(Records about charts and figures)
━━━━

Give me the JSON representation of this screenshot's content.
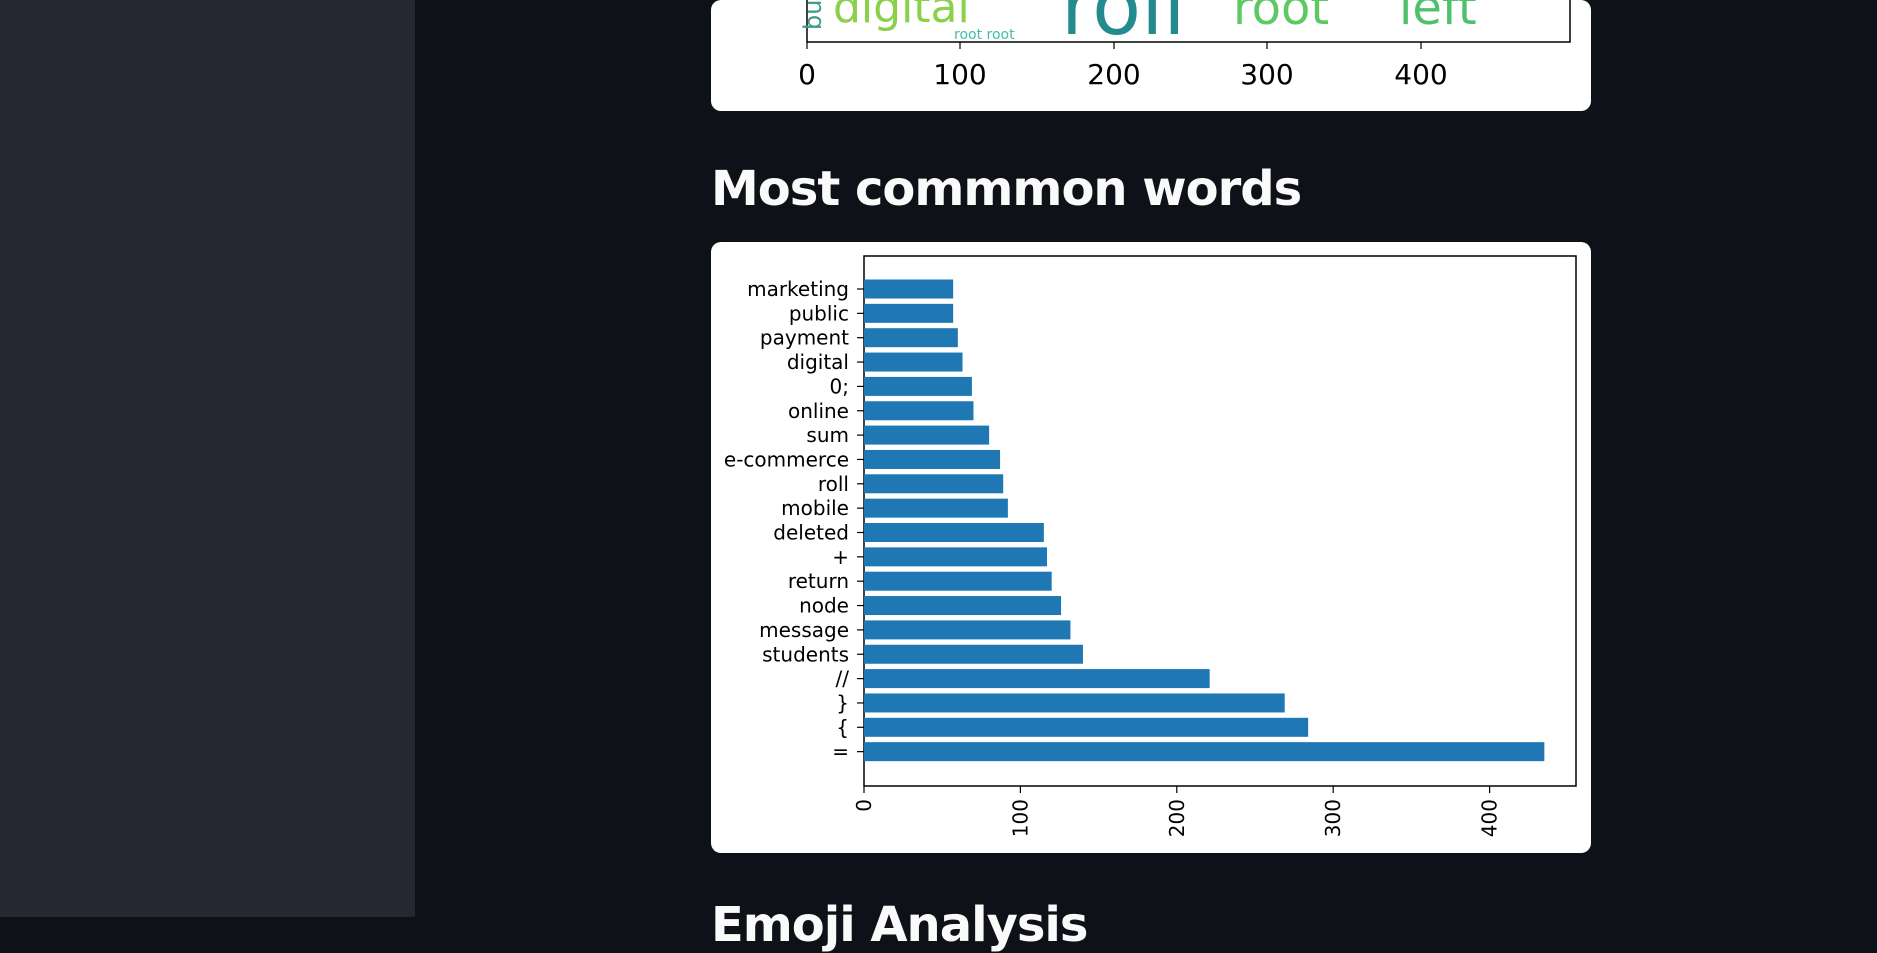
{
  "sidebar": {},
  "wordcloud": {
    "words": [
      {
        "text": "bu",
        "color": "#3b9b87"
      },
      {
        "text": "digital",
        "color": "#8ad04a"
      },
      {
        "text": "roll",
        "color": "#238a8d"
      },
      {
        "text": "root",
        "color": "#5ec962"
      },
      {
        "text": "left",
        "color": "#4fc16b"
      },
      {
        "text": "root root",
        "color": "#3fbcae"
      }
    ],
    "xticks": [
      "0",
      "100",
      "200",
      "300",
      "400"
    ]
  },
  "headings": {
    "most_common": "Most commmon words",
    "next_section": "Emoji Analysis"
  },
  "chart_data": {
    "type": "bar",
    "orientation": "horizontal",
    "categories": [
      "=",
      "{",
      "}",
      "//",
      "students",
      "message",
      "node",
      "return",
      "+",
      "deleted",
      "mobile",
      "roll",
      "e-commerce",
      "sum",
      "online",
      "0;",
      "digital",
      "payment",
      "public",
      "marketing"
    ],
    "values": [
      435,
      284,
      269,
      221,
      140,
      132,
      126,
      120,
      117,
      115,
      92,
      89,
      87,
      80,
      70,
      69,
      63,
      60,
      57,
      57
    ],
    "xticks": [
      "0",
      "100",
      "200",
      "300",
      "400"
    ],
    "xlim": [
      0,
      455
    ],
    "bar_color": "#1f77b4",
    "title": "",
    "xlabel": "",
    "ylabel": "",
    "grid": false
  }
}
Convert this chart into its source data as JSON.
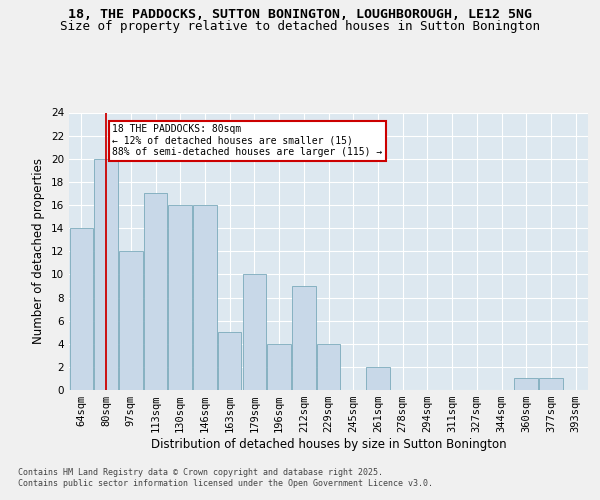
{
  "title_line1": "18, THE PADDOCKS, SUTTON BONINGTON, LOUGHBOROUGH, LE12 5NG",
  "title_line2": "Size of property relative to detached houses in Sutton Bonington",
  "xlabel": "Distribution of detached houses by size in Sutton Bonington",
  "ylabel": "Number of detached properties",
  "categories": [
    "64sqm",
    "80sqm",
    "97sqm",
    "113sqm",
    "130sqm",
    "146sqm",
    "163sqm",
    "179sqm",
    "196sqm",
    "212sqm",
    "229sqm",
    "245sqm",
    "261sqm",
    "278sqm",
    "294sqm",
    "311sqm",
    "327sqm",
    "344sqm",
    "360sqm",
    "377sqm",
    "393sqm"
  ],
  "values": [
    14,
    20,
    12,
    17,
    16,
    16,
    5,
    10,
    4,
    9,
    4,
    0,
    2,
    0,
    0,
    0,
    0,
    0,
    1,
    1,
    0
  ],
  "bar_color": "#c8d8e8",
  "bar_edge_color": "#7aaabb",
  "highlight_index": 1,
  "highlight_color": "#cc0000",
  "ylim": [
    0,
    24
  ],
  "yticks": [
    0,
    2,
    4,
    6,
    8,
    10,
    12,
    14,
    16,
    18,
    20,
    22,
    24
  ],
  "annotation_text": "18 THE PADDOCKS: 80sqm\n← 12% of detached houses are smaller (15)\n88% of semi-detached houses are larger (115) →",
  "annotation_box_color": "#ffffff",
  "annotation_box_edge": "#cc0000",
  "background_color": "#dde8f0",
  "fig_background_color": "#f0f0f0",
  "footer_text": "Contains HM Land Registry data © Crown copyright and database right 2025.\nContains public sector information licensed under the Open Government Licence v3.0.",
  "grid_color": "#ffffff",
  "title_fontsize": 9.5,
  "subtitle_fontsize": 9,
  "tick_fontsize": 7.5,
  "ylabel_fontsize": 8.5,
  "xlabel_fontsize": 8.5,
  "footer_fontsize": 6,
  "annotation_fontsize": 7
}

━━━━

Determine how many lines of the entries above carry the string "JSON", and give that number alone.

## Right answer
2